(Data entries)
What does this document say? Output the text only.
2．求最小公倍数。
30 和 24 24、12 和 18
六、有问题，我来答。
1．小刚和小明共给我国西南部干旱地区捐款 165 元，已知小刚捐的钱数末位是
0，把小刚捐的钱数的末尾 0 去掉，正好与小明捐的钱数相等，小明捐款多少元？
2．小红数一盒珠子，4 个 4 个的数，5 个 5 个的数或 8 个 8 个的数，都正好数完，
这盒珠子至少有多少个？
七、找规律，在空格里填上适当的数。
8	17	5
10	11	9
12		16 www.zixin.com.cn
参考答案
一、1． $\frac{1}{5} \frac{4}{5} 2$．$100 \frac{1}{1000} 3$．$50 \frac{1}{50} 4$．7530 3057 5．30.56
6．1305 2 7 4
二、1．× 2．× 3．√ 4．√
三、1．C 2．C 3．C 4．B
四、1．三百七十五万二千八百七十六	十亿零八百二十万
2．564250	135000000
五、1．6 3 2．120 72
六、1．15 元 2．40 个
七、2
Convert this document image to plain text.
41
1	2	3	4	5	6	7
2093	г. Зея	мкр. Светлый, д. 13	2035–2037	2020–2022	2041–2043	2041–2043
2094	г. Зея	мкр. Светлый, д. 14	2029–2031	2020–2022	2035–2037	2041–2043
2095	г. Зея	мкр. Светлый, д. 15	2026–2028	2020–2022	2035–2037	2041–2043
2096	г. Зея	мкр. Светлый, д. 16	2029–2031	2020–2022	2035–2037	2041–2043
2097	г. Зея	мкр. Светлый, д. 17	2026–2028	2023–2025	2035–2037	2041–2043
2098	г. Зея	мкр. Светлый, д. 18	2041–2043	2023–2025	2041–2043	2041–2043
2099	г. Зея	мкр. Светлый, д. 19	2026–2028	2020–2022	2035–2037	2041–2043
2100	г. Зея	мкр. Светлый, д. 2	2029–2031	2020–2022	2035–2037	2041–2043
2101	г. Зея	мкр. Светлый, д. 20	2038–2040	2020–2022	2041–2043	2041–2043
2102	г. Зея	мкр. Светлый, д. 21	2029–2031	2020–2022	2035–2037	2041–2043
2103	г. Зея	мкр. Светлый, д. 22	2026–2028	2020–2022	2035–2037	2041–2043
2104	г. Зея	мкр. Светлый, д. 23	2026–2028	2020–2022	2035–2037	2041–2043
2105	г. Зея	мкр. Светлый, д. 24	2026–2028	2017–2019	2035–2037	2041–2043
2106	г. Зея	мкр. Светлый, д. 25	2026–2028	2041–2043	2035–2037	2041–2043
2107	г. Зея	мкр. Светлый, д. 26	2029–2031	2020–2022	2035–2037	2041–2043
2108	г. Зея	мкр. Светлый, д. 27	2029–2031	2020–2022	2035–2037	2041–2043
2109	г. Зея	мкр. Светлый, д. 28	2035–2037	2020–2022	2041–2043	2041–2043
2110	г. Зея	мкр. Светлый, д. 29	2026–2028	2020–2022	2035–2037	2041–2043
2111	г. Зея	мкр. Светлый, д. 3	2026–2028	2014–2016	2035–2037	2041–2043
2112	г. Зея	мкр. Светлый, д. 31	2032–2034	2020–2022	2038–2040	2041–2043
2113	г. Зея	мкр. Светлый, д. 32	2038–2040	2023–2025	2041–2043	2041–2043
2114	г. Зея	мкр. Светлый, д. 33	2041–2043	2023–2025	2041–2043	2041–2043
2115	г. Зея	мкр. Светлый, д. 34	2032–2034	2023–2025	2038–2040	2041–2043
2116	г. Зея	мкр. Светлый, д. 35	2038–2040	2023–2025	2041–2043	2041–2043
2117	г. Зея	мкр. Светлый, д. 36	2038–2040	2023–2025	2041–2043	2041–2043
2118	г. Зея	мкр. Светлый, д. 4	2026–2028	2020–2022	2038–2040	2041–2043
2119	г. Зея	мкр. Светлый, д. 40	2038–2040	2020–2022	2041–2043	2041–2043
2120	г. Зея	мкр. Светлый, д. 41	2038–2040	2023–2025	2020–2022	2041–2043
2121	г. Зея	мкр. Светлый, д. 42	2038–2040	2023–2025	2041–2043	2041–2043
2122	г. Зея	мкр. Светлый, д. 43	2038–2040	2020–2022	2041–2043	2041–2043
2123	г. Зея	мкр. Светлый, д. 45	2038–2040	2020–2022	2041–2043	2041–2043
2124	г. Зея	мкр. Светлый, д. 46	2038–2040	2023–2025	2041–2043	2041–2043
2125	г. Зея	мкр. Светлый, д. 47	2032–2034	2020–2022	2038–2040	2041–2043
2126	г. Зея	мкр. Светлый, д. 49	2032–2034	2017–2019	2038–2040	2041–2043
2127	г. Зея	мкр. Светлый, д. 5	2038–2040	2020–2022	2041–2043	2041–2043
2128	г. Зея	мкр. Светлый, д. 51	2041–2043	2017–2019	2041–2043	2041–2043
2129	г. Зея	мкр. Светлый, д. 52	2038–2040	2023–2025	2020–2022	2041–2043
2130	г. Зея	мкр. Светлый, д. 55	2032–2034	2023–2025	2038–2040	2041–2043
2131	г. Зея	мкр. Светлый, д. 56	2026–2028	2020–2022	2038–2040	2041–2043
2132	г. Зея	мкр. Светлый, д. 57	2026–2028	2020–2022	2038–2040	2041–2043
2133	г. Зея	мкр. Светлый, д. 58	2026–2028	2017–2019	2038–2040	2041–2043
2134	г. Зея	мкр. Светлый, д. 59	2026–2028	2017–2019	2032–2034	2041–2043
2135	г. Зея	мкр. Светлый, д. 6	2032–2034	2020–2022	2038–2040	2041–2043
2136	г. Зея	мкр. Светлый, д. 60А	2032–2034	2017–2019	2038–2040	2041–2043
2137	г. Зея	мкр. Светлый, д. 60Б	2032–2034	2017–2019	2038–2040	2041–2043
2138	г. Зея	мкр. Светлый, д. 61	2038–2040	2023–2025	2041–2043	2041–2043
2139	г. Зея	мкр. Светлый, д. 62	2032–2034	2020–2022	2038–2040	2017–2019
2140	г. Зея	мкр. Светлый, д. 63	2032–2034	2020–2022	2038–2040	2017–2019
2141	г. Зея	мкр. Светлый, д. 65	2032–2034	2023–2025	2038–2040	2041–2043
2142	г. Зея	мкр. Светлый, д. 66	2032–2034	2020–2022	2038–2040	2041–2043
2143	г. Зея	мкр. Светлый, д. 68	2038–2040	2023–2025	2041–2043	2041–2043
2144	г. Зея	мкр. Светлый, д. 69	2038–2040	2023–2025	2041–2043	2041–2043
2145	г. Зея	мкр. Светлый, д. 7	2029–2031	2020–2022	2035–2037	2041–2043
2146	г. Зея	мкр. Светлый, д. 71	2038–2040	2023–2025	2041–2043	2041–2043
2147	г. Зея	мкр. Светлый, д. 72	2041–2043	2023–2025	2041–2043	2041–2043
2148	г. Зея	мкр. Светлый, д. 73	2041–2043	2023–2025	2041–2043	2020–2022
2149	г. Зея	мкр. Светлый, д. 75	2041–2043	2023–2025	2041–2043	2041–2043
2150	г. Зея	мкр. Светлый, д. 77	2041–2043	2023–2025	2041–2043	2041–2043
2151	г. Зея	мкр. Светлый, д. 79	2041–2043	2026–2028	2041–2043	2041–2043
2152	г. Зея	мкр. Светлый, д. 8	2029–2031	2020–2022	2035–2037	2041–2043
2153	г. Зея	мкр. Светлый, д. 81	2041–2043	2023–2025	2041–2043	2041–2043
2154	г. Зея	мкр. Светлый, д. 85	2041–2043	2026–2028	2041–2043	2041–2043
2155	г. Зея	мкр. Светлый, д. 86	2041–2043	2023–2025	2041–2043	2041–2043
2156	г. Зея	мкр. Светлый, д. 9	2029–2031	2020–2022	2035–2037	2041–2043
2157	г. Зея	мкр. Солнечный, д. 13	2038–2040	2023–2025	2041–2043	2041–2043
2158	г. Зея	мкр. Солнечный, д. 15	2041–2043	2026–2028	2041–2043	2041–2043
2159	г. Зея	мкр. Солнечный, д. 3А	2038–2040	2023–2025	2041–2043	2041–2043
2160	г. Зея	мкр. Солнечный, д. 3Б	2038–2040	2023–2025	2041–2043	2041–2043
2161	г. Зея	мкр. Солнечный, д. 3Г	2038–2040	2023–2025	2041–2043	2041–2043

▶ **Request**:
Review the material and copy each line in which the word "this" appears.

▶ **Finished answer**:
What does this document say? Output the text only.
Convert this document image to plain text.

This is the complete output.